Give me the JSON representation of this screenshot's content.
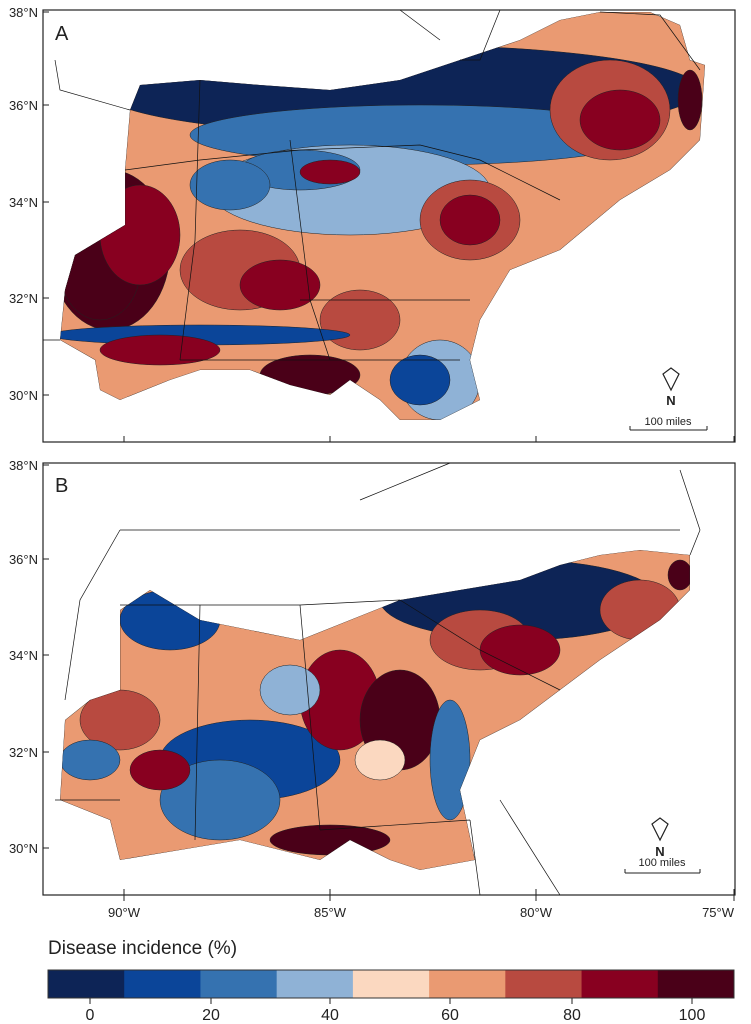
{
  "panels": [
    {
      "label": "A",
      "lat_ticks": [
        "38°N",
        "36°N",
        "34°N",
        "32°N",
        "30°N"
      ],
      "scale_bar": "100 miles",
      "north": "N"
    },
    {
      "label": "B",
      "lat_ticks": [
        "38°N",
        "36°N",
        "34°N",
        "32°N",
        "30°N"
      ],
      "scale_bar": "100 miles",
      "north": "N"
    }
  ],
  "lon_ticks": [
    "90°W",
    "85°W",
    "80°W",
    "75°W"
  ],
  "legend": {
    "title": "Disease incidence (%)",
    "tick_labels": [
      "0",
      "20",
      "40",
      "60",
      "80",
      "100"
    ],
    "colors": [
      "#0d2456",
      "#0b4599",
      "#3572b0",
      "#8fb2d6",
      "#fbd8c0",
      "#ea9a72",
      "#b84a40",
      "#880020",
      "#4a0018"
    ]
  }
}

**What the task requires:**
Every line should be retyped exactly, with the pictures omitted.

**Output for this exercise:**
Give me the JSON representation of this screenshot's content.
{
  "panels": [
    {
      "label": "A",
      "lat_ticks": [
        "38°N",
        "36°N",
        "34°N",
        "32°N",
        "30°N"
      ],
      "scale_bar": "100 miles",
      "north": "N"
    },
    {
      "label": "B",
      "lat_ticks": [
        "38°N",
        "36°N",
        "34°N",
        "32°N",
        "30°N"
      ],
      "scale_bar": "100 miles",
      "north": "N"
    }
  ],
  "lon_ticks": [
    "90°W",
    "85°W",
    "80°W",
    "75°W"
  ],
  "legend": {
    "title": "Disease incidence (%)",
    "tick_labels": [
      "0",
      "20",
      "40",
      "60",
      "80",
      "100"
    ],
    "colors": [
      "#0d2456",
      "#0b4599",
      "#3572b0",
      "#8fb2d6",
      "#fbd8c0",
      "#ea9a72",
      "#b84a40",
      "#880020",
      "#4a0018"
    ]
  }
}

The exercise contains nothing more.